__Esercizio assegnato A__. Riscrivi il passo dell'articolo sull'attentato a Mosca da "Ma mentre l’Isis" a "leggere questa contrapposizione?", sostituendo "Cremlino" con "governo russo".

__Blocco di testo__.

§

L'attentato dell'Isis a Mosca e le accuse della Russia all'Ucraina: cosa non torna, l'analisi dell'esperto
Cosa non torna nell’attentato dell'Isis a Mosca e quali sono i rischi oggi per la Russia, ma anche per “l’Occidente comune”. L’analisi di Arduino Paniccia
Mosca e la Russia cercano di riprendersi dopo il violento attentato di venerdì 22 marzo al Crocus City Hall. Passata la giornata di lutto nazione, proclamata dal presidente Vladimir Putin, i presunti responsabili dell’attacco rimangono in carcere, dopo una prima udienza nella quale è stata formalizzata l’accusa di “terrorismo”. L’intervista concessa a Virgilio Notizie da Arduino Paniccia.
Chi ha rivendicato l’attentato a Mosca
Come riferito dall’agenzia russa Tass in tre (tutti con documenti di identità tagiki) si sono dichiarati colpevoli e rischiano l’ergastolo.
Ma mentre l’Isis ha rivendicato la strage, il Cremlino non esista ad attribuire responsabilità all’Ucraina, verso la quale sembra che gli attentatori in fuga fossero diretti.
L’intervista ad Arduino Paniccia
Ma cosa è accaduto? E perché l’Isis è tornato a colpire dopo anni? Quali implicazioni potrebbero esserci anche in altre aree calde, come quella mediorientale e asiatica in generale? L’intervista ad Arduino Paniccia, analista, opinionista e scrittore, già consulente per agenzie Onu, esperto Ispi e nonché fondatore dell’Asce – Scuola di Competizione Economica Internazionale (ex Scuola di guerra).
Gli Usa danno credito alla rivendicazione dell’Isis (in realtà due), la Russia accusa l’Ucraina di essere stata pronta ad aprire le porte agli attentatori in fuga. Come leggere questa contrapposizione?

§

__Materiale fornito__.
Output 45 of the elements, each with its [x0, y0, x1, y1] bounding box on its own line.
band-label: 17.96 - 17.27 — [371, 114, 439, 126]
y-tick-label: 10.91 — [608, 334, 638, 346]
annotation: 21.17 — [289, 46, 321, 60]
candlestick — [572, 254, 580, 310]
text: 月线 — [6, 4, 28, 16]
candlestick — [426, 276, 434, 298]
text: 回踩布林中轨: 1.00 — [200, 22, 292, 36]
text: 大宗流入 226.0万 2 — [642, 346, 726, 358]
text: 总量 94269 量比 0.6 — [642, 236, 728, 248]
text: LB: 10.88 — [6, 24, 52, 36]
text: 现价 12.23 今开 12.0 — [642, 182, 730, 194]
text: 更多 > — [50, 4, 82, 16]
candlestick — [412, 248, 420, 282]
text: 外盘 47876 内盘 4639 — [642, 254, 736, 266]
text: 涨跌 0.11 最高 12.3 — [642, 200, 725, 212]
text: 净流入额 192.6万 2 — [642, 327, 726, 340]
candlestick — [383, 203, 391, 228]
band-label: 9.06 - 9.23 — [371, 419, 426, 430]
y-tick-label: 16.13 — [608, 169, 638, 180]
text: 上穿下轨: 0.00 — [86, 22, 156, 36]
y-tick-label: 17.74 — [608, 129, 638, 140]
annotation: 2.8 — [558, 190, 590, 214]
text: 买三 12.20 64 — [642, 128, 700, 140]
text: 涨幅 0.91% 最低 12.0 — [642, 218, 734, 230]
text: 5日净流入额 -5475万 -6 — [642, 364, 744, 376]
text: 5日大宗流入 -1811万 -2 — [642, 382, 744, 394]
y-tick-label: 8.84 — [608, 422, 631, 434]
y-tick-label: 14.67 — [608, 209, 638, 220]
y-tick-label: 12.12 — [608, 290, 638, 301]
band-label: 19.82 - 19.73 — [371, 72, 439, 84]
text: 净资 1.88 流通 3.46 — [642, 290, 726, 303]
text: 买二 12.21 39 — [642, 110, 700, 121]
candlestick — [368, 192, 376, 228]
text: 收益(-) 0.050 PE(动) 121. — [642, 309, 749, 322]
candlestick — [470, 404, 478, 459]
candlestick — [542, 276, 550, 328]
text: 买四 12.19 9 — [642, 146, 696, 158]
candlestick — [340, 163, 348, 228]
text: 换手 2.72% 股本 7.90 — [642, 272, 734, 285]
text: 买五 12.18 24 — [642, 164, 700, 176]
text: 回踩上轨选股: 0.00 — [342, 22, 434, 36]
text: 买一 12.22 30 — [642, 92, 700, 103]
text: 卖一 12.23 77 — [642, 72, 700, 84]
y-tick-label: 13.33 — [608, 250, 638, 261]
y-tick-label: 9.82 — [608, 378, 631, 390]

§

__Esercizio assegnato B__. Riproduci senza alcuna modifica le righe fornite dopo l'articolo, dalla prima fino a quella che contiene "text: 5日净流入额 -5475万 -6 — [642, 364, 744, 376]", compresa, e nient'altro.

__Risultato dell'esercizio A__.
Ma mentre l’Isis ha rivendicato la strage, il governo russo non esista ad attribuire responsabilità all’Ucraina, verso la quale sembra che gli attentatori in fuga fossero diretti.
L’intervista ad Arduino Paniccia
Ma cosa è accaduto? E perché l’Isis è tornato a colpire dopo anni? Quali implicazioni potrebbero esserci anche in altre aree calde, come quella mediorientale e asiatica in generale? L’intervista ad Arduino Paniccia, analista, opinionista e scrittore, già consulente per agenzie Onu, esperto Ispi e nonché fondatore dell’Asce – Scuola di Competizione Economica Internazionale (ex Scuola di guerra).
Gli Usa danno credito alla rivendicazione dell’Isis (in realtà due), la Russia accusa l’Ucraina di essere stata pronta ad aprire le porte agli attentatori in fuga. Come leggere questa contrapposizione?

__Risultato dell'esercizio B__.
Output 45 of the elements, each with its [x0, y0, x1, y1] bounding box on its own line.
band-label: 17.96 - 17.27 — [371, 114, 439, 126]
y-tick-label: 10.91 — [608, 334, 638, 346]
annotation: 21.17 — [289, 46, 321, 60]
candlestick — [572, 254, 580, 310]
text: 月线 — [6, 4, 28, 16]
candlestick — [426, 276, 434, 298]
text: 回踩布林中轨: 1.00 — [200, 22, 292, 36]
text: 大宗流入 226.0万 2 — [642, 346, 726, 358]
text: 总量 94269 量比 0.6 — [642, 236, 728, 248]
text: LB: 10.88 — [6, 24, 52, 36]
text: 现价 12.23 今开 12.0 — [642, 182, 730, 194]
text: 更多 > — [50, 4, 82, 16]
candlestick — [412, 248, 420, 282]
text: 外盘 47876 内盘 4639 — [642, 254, 736, 266]
text: 涨跌 0.11 最高 12.3 — [642, 200, 725, 212]
text: 净流入额 192.6万 2 — [642, 327, 726, 340]
candlestick — [383, 203, 391, 228]
band-label: 9.06 - 9.23 — [371, 419, 426, 430]
y-tick-label: 16.13 — [608, 169, 638, 180]
text: 上穿下轨: 0.00 — [86, 22, 156, 36]
y-tick-label: 17.74 — [608, 129, 638, 140]
annotation: 2.8 — [558, 190, 590, 214]
text: 买三 12.20 64 — [642, 128, 700, 140]
text: 涨幅 0.91% 最低 12.0 — [642, 218, 734, 230]
text: 5日净流入额 -5475万 -6 — [642, 364, 744, 376]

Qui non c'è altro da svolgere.